Directive.
Take the entries below and print all of them exactly, please.

Data listing.
# # # # #
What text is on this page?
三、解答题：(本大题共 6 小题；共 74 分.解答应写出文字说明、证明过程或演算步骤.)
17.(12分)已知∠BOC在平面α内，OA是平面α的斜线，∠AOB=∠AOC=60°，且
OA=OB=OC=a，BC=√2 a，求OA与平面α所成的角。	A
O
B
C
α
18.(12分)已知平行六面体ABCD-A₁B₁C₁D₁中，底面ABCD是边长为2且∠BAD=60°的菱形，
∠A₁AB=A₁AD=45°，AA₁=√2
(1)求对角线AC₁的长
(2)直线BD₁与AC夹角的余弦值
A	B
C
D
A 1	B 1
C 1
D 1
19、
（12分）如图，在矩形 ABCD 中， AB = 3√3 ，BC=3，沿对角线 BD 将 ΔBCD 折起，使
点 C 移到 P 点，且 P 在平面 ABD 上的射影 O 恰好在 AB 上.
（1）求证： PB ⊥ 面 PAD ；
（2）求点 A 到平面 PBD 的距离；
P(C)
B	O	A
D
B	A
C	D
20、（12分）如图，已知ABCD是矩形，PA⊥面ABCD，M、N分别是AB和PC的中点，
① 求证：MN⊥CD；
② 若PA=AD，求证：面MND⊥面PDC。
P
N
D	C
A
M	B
# # # # #
Result of the exercise.
What text is on this page?
三、解答题：(本大题共 6 小题；共 74 分.解答应写出文字说明、证明过程或演算步骤.)
17.(12分)已知∠BOC在平面α内，OA是平面α的斜线，∠AOB=∠AOC=60°，且
OA=OB=OC=a，BC=√2 a，求OA与平面α所成的角。	A
O
B
C
α
18.(12分)已知平行六面体ABCD-A₁B₁C₁D₁中，底面ABCD是边长为2且∠BAD=60°的菱形，
∠A₁AB=A₁AD=45°，AA₁=√2
(1)求对角线AC₁的长
(2)直线BD₁与AC夹角的余弦值
A	B
C
D
A 1	B 1
C 1
D 1
19、
（12分）如图，在矩形 ABCD 中， AB = 3√3 ，BC=3，沿对角线 BD 将 ΔBCD 折起，使
点 C 移到 P 点，且 P 在平面 ABD 上的射影 O 恰好在 AB 上.
（1）求证： PB ⊥ 面 PAD ；
（2）求点 A 到平面 PBD 的距离；
P(C)
B	O	A
D
B	A
C	D
20、（12分）如图，已知ABCD是矩形，PA⊥面ABCD，M、N分别是AB和PC的中点，
① 求证：MN⊥CD；
② 若PA=AD，求证：面MND⊥面PDC。
P
N
D	C
A
M	B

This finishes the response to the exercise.